WORK INSTRUCTIONS: Copy out every line that contains "name".

[Start of DATA FOR PROCESSING]

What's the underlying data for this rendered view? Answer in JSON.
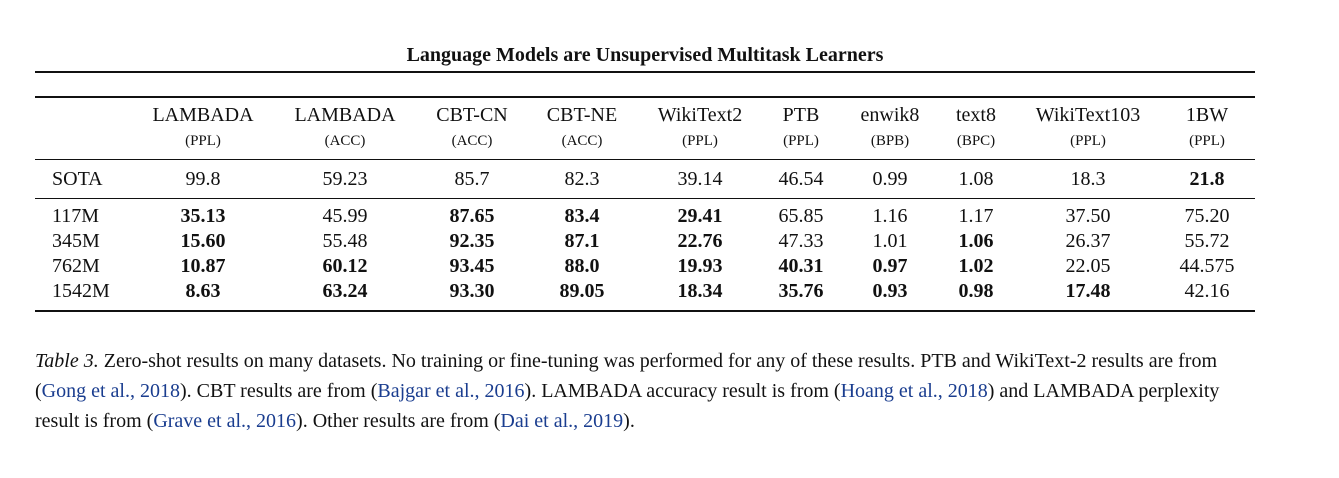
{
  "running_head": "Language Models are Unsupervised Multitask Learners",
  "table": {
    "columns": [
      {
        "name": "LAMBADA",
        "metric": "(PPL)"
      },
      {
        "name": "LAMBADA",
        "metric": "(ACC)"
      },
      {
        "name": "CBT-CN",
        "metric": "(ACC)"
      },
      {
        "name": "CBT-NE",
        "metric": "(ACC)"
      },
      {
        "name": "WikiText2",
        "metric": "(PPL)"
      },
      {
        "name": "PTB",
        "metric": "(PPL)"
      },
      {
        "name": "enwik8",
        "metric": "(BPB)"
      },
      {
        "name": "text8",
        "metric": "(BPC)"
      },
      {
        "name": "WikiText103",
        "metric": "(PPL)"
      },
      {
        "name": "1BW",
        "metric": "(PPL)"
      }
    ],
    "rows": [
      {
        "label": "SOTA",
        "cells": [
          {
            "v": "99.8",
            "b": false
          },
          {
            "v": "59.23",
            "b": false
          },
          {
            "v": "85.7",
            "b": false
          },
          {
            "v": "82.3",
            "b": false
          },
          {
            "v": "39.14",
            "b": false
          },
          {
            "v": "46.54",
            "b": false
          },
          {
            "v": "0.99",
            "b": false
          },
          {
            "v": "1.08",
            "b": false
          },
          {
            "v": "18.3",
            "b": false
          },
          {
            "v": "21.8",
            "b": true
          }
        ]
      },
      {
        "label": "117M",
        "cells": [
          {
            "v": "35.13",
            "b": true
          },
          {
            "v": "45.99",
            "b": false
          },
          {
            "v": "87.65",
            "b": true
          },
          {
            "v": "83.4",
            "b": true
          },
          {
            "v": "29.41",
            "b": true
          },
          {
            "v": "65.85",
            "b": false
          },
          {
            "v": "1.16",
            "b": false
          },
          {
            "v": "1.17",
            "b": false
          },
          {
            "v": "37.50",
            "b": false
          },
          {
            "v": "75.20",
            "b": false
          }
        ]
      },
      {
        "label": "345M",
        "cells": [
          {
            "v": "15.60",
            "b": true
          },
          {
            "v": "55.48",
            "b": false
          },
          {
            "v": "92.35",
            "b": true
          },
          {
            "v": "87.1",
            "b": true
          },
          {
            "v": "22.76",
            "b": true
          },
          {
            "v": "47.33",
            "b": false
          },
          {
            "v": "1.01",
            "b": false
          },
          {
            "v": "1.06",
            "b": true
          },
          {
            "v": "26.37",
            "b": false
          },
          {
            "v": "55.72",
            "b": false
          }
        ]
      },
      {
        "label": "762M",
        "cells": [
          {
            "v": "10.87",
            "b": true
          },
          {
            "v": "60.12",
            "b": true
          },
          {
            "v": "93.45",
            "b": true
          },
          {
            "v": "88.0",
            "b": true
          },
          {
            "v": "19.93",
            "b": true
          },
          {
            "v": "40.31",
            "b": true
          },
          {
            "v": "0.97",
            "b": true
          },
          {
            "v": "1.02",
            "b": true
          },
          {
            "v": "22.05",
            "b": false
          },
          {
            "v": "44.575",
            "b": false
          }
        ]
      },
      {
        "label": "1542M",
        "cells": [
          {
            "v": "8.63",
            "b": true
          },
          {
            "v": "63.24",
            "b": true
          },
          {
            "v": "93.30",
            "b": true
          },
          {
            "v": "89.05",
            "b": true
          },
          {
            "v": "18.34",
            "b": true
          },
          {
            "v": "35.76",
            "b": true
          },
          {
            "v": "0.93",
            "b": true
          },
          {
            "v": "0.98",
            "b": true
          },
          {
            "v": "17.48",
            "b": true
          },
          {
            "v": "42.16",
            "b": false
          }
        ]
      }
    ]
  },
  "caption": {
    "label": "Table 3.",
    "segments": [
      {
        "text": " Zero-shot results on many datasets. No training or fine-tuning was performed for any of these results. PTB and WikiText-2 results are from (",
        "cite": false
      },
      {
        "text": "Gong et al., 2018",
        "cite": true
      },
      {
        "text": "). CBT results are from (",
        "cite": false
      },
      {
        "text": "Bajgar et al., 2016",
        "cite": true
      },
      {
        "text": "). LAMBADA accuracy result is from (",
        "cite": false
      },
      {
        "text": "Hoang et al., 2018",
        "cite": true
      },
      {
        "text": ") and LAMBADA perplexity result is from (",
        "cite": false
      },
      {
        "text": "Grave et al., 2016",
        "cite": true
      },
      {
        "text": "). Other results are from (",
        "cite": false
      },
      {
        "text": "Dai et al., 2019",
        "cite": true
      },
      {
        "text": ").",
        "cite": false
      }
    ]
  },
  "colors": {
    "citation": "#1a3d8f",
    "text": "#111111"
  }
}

[End of DATA FOR PROCESSING]

FINAL ANSWER:
        "name": "LAMBADA",
        "name": "LAMBADA",
        "name": "CBT-CN",
        "name": "CBT-NE",
        "name": "WikiText2",
        "name": "PTB",
        "name": "enwik8",
        "name": "text8",
        "name": "WikiText103",
        "name": "1BW",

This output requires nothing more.